> **Written task**
Quote the full listing word for word.

Collected data entries:
···

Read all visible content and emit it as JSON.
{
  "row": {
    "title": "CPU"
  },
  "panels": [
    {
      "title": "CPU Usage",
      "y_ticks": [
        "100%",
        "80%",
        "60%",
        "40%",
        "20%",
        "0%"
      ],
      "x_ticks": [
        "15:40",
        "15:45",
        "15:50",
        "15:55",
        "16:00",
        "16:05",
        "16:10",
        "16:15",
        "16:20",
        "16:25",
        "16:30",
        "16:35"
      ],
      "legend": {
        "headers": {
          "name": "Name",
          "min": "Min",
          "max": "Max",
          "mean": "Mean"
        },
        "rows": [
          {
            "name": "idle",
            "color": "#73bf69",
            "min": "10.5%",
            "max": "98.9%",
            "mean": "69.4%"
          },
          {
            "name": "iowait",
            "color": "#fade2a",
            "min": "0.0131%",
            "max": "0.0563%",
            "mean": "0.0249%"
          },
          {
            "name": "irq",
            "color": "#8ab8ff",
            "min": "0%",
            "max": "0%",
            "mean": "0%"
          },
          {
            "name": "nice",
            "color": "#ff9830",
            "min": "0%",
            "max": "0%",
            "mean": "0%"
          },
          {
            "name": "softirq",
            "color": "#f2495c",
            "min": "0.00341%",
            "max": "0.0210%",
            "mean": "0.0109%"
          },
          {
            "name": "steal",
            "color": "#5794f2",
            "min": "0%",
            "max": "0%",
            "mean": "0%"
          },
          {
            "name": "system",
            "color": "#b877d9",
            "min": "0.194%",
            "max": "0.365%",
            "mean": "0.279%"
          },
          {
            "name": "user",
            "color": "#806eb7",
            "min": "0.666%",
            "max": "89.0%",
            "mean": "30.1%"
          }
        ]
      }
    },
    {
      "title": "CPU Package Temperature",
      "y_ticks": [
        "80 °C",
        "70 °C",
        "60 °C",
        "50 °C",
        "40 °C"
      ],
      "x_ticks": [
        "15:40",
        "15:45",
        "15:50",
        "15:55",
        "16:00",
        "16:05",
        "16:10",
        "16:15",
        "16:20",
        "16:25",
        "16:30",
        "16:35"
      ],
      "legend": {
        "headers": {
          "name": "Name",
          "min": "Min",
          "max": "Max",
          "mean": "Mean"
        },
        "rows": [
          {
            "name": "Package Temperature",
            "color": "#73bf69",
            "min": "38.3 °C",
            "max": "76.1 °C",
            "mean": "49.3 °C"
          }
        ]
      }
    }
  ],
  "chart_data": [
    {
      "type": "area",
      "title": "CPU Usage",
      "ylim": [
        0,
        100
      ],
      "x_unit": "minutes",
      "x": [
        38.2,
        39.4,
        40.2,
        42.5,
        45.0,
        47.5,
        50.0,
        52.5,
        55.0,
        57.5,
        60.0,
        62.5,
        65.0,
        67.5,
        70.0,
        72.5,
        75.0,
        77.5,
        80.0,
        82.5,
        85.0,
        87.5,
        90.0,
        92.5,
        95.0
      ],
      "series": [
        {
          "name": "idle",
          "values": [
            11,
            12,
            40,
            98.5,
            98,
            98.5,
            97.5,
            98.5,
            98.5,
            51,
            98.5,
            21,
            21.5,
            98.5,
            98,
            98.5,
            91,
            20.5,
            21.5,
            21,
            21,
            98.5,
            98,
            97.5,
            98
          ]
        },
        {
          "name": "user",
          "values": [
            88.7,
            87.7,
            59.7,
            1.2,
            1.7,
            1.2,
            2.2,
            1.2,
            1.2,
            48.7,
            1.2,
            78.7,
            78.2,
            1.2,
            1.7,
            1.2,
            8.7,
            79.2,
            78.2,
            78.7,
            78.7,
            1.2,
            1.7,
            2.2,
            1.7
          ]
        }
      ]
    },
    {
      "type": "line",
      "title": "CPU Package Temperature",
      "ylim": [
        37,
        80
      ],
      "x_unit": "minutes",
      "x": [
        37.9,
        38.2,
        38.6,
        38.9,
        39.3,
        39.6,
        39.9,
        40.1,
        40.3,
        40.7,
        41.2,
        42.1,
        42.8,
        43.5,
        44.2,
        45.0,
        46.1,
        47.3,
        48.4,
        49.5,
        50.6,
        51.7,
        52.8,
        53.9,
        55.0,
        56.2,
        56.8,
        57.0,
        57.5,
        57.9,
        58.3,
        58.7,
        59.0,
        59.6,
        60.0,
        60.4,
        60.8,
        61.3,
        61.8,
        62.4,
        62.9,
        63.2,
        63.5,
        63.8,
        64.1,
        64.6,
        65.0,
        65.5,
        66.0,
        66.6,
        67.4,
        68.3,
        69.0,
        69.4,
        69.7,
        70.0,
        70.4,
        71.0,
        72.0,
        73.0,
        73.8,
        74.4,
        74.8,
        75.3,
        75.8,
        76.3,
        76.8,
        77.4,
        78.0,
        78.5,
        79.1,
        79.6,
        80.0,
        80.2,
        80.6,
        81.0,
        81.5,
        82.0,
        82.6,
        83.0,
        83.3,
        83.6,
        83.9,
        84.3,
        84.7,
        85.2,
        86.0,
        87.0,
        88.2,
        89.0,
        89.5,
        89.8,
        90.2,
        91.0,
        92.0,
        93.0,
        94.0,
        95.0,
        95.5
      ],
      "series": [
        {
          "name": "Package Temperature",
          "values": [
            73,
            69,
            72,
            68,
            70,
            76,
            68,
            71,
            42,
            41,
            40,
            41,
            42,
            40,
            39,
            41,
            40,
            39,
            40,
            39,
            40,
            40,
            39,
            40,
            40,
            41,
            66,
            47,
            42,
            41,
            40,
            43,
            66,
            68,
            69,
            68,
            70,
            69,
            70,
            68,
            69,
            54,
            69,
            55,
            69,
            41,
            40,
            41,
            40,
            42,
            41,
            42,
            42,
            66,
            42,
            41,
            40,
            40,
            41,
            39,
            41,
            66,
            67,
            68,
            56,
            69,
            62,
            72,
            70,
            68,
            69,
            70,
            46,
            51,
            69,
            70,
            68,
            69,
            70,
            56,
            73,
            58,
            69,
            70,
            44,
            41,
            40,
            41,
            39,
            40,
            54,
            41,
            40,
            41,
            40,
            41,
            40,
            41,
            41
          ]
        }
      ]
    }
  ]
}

···

> **Solved problem**
Read all visible content and emit it as JSON.
{
  "row": {
    "title": "CPU"
  },
  "panels": [
    {
      "title": "CPU Usage",
      "y_ticks": [
        "100%",
        "80%",
        "60%",
        "40%",
        "20%",
        "0%"
      ],
      "x_ticks": [
        "15:40",
        "15:45",
        "15:50",
        "15:55",
        "16:00",
        "16:05",
        "16:10",
        "16:15",
        "16:20",
        "16:25",
        "16:30",
        "16:35"
      ],
      "legend": {
        "headers": {
          "name": "Name",
          "min": "Min",
          "max": "Max",
          "mean": "Mean"
        },
        "rows": [
          {
            "name": "idle",
            "color": "#73bf69",
            "min": "10.5%",
            "max": "98.9%",
            "mean": "69.4%"
          },
          {
            "name": "iowait",
            "color": "#fade2a",
            "min": "0.0131%",
            "max": "0.0563%",
            "mean": "0.0249%"
          },
          {
            "name": "irq",
            "color": "#8ab8ff",
            "min": "0%",
            "max": "0%",
            "mean": "0%"
          },
          {
            "name": "nice",
            "color": "#ff9830",
            "min": "0%",
            "max": "0%",
            "mean": "0%"
          },
          {
            "name": "softirq",
            "color": "#f2495c",
            "min": "0.00341%",
            "max": "0.0210%",
            "mean": "0.0109%"
          },
          {
            "name": "steal",
            "color": "#5794f2",
            "min": "0%",
            "max": "0%",
            "mean": "0%"
          },
          {
            "name": "system",
            "color": "#b877d9",
            "min": "0.194%",
            "max": "0.365%",
            "mean": "0.279%"
          },
          {
            "name": "user",
            "color": "#806eb7",
            "min": "0.666%",
            "max": "89.0%",
            "mean": "30.1%"
          }
        ]
      }
    },
    {
      "title": "CPU Package Temperature",
      "y_ticks": [
        "80 °C",
        "70 °C",
        "60 °C",
        "50 °C",
        "40 °C"
      ],
      "x_ticks": [
        "15:40",
        "15:45",
        "15:50",
        "15:55",
        "16:00",
        "16:05",
        "16:10",
        "16:15",
        "16:20",
        "16:25",
        "16:30",
        "16:35"
      ],
      "legend": {
        "headers": {
          "name": "Name",
          "min": "Min",
          "max": "Max",
          "mean": "Mean"
        },
        "rows": [
          {
            "name": "Package Temperature",
            "color": "#73bf69",
            "min": "38.3 °C",
            "max": "76.1 °C",
            "mean": "49.3 °C"
          }
        ]
      }
    }
  ],
  "chart_data": [
    {
      "type": "area",
      "title": "CPU Usage",
      "ylim": [
        0,
        100
      ],
      "x_unit": "minutes",
      "x": [
        38.2,
        39.4,
        40.2,
        42.5,
        45.0,
        47.5,
        50.0,
        52.5,
        55.0,
        57.5,
        60.0,
        62.5,
        65.0,
        67.5,
        70.0,
        72.5,
        75.0,
        77.5,
        80.0,
        82.5,
        85.0,
        87.5,
        90.0,
        92.5,
        95.0
      ],
      "series": [
        {
          "name": "idle",
          "values": [
            11,
            12,
            40,
            98.5,
            98,
            98.5,
            97.5,
            98.5,
            98.5,
            51,
            98.5,
            21,
            21.5,
            98.5,
            98,
            98.5,
            91,
            20.5,
            21.5,
            21,
            21,
            98.5,
            98,
            97.5,
            98
          ]
        },
        {
          "name": "user",
          "values": [
            88.7,
            87.7,
            59.7,
            1.2,
            1.7,
            1.2,
            2.2,
            1.2,
            1.2,
            48.7,
            1.2,
            78.7,
            78.2,
            1.2,
            1.7,
            1.2,
            8.7,
            79.2,
            78.2,
            78.7,
            78.7,
            1.2,
            1.7,
            2.2,
            1.7
          ]
        }
      ]
    },
    {
      "type": "line",
      "title": "CPU Package Temperature",
      "ylim": [
        37,
        80
      ],
      "x_unit": "minutes",
      "x": [
        37.9,
        38.2,
        38.6,
        38.9,
        39.3,
        39.6,
        39.9,
        40.1,
        40.3,
        40.7,
        41.2,
        42.1,
        42.8,
        43.5,
        44.2,
        45.0,
        46.1,
        47.3,
        48.4,
        49.5,
        50.6,
        51.7,
        52.8,
        53.9,
        55.0,
        56.2,
        56.8,
        57.0,
        57.5,
        57.9,
        58.3,
        58.7,
        59.0,
        59.6,
        60.0,
        60.4,
        60.8,
        61.3,
        61.8,
        62.4,
        62.9,
        63.2,
        63.5,
        63.8,
        64.1,
        64.6,
        65.0,
        65.5,
        66.0,
        66.6,
        67.4,
        68.3,
        69.0,
        69.4,
        69.7,
        70.0,
        70.4,
        71.0,
        72.0,
        73.0,
        73.8,
        74.4,
        74.8,
        75.3,
        75.8,
        76.3,
        76.8,
        77.4,
        78.0,
        78.5,
        79.1,
        79.6,
        80.0,
        80.2,
        80.6,
        81.0,
        81.5,
        82.0,
        82.6,
        83.0,
        83.3,
        83.6,
        83.9,
        84.3,
        84.7,
        85.2,
        86.0,
        87.0,
        88.2,
        89.0,
        89.5,
        89.8,
        90.2,
        91.0,
        92.0,
        93.0,
        94.0,
        95.0,
        95.5
      ],
      "series": [
        {
          "name": "Package Temperature",
          "values": [
            73,
            69,
            72,
            68,
            70,
            76,
            68,
            71,
            42,
            41,
            40,
            41,
            42,
            40,
            39,
            41,
            40,
            39,
            40,
            39,
            40,
            40,
            39,
            40,
            40,
            41,
            66,
            47,
            42,
            41,
            40,
            43,
            66,
            68,
            69,
            68,
            70,
            69,
            70,
            68,
            69,
            54,
            69,
            55,
            69,
            41,
            40,
            41,
            40,
            42,
            41,
            42,
            42,
            66,
            42,
            41,
            40,
            40,
            41,
            39,
            41,
            66,
            67,
            68,
            56,
            69,
            62,
            72,
            70,
            68,
            69,
            70,
            46,
            51,
            69,
            70,
            68,
            69,
            70,
            56,
            73,
            58,
            69,
            70,
            44,
            41,
            40,
            41,
            39,
            40,
            54,
            41,
            40,
            41,
            40,
            41,
            40,
            41,
            41
          ]
        }
      ]
    }
  ]
}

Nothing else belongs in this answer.